* [Task prompt] Convert the listing from its first line through the line containing "- chart-title-line-2: under" into a JSON list of strings, one string per line, skipping any blank lines. Include only those lines.

* [A run of records]
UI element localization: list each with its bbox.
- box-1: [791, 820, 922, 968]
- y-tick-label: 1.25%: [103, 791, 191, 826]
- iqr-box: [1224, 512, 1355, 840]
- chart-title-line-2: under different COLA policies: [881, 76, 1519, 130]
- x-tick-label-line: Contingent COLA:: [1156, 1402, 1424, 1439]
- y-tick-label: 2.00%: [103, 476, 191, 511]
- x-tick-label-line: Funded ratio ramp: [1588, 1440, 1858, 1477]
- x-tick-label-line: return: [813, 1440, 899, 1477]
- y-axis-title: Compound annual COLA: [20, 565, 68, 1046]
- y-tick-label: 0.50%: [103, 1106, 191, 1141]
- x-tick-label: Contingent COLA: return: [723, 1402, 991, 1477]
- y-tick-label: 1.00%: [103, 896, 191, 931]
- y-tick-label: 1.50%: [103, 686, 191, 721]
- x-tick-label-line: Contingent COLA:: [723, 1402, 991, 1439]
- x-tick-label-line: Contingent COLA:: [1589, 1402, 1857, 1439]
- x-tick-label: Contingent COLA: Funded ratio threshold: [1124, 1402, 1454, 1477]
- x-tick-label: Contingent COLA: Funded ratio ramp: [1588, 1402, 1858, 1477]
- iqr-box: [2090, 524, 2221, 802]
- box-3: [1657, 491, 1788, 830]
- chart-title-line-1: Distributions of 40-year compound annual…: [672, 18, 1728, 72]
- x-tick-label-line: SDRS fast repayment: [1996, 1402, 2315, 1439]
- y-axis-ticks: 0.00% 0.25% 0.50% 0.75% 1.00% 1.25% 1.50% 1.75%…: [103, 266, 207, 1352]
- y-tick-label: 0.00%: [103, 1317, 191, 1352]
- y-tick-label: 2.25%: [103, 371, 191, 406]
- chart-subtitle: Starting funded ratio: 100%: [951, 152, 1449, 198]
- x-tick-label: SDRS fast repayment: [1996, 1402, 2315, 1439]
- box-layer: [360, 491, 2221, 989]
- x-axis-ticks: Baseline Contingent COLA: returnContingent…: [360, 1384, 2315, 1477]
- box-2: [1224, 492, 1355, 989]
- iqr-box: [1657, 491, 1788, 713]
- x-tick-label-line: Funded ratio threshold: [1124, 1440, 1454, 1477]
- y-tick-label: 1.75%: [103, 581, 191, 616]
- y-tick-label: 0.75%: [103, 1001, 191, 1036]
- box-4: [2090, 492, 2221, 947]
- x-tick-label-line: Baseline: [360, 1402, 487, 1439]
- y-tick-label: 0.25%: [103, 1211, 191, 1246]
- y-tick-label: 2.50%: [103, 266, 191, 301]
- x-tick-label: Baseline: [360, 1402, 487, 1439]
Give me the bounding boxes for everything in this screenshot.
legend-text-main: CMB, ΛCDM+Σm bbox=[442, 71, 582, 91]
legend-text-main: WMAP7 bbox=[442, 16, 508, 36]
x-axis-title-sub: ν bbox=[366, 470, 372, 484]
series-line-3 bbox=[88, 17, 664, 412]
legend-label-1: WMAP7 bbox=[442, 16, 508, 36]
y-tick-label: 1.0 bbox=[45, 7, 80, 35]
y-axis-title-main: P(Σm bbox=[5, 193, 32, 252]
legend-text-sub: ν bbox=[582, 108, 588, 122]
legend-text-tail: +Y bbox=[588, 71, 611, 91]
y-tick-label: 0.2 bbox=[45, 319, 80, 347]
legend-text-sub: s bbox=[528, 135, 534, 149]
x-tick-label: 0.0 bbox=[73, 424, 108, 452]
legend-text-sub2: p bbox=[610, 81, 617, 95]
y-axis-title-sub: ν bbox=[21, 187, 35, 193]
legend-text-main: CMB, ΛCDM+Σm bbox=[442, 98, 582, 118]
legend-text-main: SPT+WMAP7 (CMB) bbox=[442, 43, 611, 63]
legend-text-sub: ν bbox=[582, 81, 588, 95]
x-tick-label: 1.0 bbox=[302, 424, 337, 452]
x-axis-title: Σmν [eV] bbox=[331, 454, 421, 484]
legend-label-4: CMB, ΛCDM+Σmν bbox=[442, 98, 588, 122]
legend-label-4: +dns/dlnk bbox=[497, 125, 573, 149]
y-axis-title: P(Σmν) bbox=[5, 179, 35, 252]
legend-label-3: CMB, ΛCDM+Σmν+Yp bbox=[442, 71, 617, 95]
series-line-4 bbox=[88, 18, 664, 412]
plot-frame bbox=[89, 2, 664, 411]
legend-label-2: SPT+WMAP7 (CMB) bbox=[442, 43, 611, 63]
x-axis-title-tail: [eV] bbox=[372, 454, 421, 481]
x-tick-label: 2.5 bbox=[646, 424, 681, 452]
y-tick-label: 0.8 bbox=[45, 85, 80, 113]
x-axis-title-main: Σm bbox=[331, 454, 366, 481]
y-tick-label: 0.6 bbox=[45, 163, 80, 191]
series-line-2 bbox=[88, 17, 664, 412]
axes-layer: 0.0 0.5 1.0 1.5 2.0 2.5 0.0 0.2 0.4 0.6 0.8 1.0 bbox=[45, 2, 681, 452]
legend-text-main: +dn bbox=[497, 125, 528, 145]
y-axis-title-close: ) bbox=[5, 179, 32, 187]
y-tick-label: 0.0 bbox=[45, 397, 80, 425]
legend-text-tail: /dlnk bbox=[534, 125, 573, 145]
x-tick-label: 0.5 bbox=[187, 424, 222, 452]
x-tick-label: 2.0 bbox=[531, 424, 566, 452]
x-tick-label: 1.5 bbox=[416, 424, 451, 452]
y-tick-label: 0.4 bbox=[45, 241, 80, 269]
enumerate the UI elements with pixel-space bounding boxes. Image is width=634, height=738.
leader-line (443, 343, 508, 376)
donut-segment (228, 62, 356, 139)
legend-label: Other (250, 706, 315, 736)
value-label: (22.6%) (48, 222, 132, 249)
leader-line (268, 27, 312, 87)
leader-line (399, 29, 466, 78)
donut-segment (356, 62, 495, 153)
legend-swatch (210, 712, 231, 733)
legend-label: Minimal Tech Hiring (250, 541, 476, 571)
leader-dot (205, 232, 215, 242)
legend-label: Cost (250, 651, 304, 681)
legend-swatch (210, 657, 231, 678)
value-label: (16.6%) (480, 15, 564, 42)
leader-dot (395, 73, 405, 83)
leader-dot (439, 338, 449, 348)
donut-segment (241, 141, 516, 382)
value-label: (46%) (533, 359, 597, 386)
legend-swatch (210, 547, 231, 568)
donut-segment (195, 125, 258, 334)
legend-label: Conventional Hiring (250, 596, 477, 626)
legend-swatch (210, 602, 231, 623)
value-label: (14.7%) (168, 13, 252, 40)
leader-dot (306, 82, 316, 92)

* [Output of the exercise]
[
  "UI element localization: list each with its bbox.",
  "- box-1: [791, 820, 922, 968]",
  "- y-tick-label: 1.25%: [103, 791, 191, 826]",
  "- iqr-box: [1224, 512, 1355, 840]",
  "- chart-title-line-2: under different COLA policies: [881, 76, 1519, 130]"
]